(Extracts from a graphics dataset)
#####
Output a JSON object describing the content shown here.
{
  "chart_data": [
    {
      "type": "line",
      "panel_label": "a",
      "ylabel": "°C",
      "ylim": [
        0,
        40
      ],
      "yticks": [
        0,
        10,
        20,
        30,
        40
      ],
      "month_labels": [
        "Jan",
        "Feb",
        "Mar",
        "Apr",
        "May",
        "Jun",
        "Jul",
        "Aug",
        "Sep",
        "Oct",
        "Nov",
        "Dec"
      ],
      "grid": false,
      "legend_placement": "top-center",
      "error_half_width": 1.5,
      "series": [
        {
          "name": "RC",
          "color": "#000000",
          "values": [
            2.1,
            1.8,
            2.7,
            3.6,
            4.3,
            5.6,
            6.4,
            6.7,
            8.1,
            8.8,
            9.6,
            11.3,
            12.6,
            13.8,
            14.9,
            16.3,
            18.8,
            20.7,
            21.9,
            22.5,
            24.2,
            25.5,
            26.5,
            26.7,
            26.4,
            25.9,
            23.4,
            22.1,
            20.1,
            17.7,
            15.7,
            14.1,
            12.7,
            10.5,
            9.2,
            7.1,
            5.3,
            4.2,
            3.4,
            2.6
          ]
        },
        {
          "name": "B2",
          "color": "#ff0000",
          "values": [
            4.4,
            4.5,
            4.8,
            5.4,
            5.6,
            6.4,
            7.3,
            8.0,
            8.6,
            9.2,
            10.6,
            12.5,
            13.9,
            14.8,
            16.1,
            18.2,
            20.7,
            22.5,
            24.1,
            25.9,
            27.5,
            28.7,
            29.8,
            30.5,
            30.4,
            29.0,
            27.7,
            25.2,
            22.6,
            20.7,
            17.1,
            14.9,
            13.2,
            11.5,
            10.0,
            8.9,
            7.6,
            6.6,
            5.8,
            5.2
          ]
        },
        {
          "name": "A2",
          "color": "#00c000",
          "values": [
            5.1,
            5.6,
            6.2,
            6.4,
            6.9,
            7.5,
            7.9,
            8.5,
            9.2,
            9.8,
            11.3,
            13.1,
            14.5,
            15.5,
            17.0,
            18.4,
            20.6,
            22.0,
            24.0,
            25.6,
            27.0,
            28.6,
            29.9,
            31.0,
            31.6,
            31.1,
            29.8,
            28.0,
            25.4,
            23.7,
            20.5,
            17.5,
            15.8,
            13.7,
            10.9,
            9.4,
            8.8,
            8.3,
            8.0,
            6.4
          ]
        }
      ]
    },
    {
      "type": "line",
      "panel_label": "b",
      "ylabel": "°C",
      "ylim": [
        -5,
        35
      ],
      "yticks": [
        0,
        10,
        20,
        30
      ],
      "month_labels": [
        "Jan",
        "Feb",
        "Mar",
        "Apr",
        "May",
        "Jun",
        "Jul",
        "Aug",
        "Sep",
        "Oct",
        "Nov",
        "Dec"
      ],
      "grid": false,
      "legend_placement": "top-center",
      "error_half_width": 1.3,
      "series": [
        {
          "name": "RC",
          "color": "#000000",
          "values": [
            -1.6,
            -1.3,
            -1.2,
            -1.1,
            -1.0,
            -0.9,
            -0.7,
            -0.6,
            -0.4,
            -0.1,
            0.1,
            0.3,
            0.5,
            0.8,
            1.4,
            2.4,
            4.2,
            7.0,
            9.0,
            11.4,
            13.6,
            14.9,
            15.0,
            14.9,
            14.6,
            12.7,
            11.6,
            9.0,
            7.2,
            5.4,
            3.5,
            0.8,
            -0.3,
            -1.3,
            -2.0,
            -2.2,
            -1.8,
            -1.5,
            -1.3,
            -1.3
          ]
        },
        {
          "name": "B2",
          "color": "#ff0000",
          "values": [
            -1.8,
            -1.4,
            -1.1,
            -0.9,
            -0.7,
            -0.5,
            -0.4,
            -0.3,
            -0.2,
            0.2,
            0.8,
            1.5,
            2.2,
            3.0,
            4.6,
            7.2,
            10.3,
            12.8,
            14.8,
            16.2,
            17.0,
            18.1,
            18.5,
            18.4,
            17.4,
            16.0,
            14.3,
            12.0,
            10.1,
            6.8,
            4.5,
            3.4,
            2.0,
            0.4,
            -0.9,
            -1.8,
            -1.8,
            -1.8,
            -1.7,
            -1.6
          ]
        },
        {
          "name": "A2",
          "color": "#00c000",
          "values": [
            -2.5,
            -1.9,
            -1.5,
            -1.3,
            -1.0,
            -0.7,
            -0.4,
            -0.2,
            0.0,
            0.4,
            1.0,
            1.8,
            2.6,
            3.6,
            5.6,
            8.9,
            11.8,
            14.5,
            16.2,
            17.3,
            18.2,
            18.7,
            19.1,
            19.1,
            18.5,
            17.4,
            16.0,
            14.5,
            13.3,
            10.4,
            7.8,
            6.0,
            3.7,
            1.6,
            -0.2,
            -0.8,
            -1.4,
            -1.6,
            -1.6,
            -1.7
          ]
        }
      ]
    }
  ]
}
#####
Return the entries above exactly as they appear.

Output below:
Output a JSON object describing the content shown here.
{
  "chart_data": [
    {
      "type": "line",
      "panel_label": "a",
      "ylabel": "°C",
      "ylim": [
        0,
        40
      ],
      "yticks": [
        0,
        10,
        20,
        30,
        40
      ],
      "month_labels": [
        "Jan",
        "Feb",
        "Mar",
        "Apr",
        "May",
        "Jun",
        "Jul",
        "Aug",
        "Sep",
        "Oct",
        "Nov",
        "Dec"
      ],
      "grid": false,
      "legend_placement": "top-center",
      "error_half_width": 1.5,
      "series": [
        {
          "name": "RC",
          "color": "#000000",
          "values": [
            2.1,
            1.8,
            2.7,
            3.6,
            4.3,
            5.6,
            6.4,
            6.7,
            8.1,
            8.8,
            9.6,
            11.3,
            12.6,
            13.8,
            14.9,
            16.3,
            18.8,
            20.7,
            21.9,
            22.5,
            24.2,
            25.5,
            26.5,
            26.7,
            26.4,
            25.9,
            23.4,
            22.1,
            20.1,
            17.7,
            15.7,
            14.1,
            12.7,
            10.5,
            9.2,
            7.1,
            5.3,
            4.2,
            3.4,
            2.6
          ]
        },
        {
          "name": "B2",
          "color": "#ff0000",
          "values": [
            4.4,
            4.5,
            4.8,
            5.4,
            5.6,
            6.4,
            7.3,
            8.0,
            8.6,
            9.2,
            10.6,
            12.5,
            13.9,
            14.8,
            16.1,
            18.2,
            20.7,
            22.5,
            24.1,
            25.9,
            27.5,
            28.7,
            29.8,
            30.5,
            30.4,
            29.0,
            27.7,
            25.2,
            22.6,
            20.7,
            17.1,
            14.9,
            13.2,
            11.5,
            10.0,
            8.9,
            7.6,
            6.6,
            5.8,
            5.2
          ]
        },
        {
          "name": "A2",
          "color": "#00c000",
          "values": [
            5.1,
            5.6,
            6.2,
            6.4,
            6.9,
            7.5,
            7.9,
            8.5,
            9.2,
            9.8,
            11.3,
            13.1,
            14.5,
            15.5,
            17.0,
            18.4,
            20.6,
            22.0,
            24.0,
            25.6,
            27.0,
            28.6,
            29.9,
            31.0,
            31.6,
            31.1,
            29.8,
            28.0,
            25.4,
            23.7,
            20.5,
            17.5,
            15.8,
            13.7,
            10.9,
            9.4,
            8.8,
            8.3,
            8.0,
            6.4
          ]
        }
      ]
    },
    {
      "type": "line",
      "panel_label": "b",
      "ylabel": "°C",
      "ylim": [
        -5,
        35
      ],
      "yticks": [
        0,
        10,
        20,
        30
      ],
      "month_labels": [
        "Jan",
        "Feb",
        "Mar",
        "Apr",
        "May",
        "Jun",
        "Jul",
        "Aug",
        "Sep",
        "Oct",
        "Nov",
        "Dec"
      ],
      "grid": false,
      "legend_placement": "top-center",
      "error_half_width": 1.3,
      "series": [
        {
          "name": "RC",
          "color": "#000000",
          "values": [
            -1.6,
            -1.3,
            -1.2,
            -1.1,
            -1.0,
            -0.9,
            -0.7,
            -0.6,
            -0.4,
            -0.1,
            0.1,
            0.3,
            0.5,
            0.8,
            1.4,
            2.4,
            4.2,
            7.0,
            9.0,
            11.4,
            13.6,
            14.9,
            15.0,
            14.9,
            14.6,
            12.7,
            11.6,
            9.0,
            7.2,
            5.4,
            3.5,
            0.8,
            -0.3,
            -1.3,
            -2.0,
            -2.2,
            -1.8,
            -1.5,
            -1.3,
            -1.3
          ]
        },
        {
          "name": "B2",
          "color": "#ff0000",
          "values": [
            -1.8,
            -1.4,
            -1.1,
            -0.9,
            -0.7,
            -0.5,
            -0.4,
            -0.3,
            -0.2,
            0.2,
            0.8,
            1.5,
            2.2,
            3.0,
            4.6,
            7.2,
            10.3,
            12.8,
            14.8,
            16.2,
            17.0,
            18.1,
            18.5,
            18.4,
            17.4,
            16.0,
            14.3,
            12.0,
            10.1,
            6.8,
            4.5,
            3.4,
            2.0,
            0.4,
            -0.9,
            -1.8,
            -1.8,
            -1.8,
            -1.7,
            -1.6
          ]
        },
        {
          "name": "A2",
          "color": "#00c000",
          "values": [
            -2.5,
            -1.9,
            -1.5,
            -1.3,
            -1.0,
            -0.7,
            -0.4,
            -0.2,
            0.0,
            0.4,
            1.0,
            1.8,
            2.6,
            3.6,
            5.6,
            8.9,
            11.8,
            14.5,
            16.2,
            17.3,
            18.2,
            18.7,
            19.1,
            19.1,
            18.5,
            17.4,
            16.0,
            14.5,
            13.3,
            10.4,
            7.8,
            6.0,
            3.7,
            1.6,
            -0.2,
            -0.8,
            -1.4,
            -1.6,
            -1.6,
            -1.7
          ]
        }
      ]
    }
  ]
}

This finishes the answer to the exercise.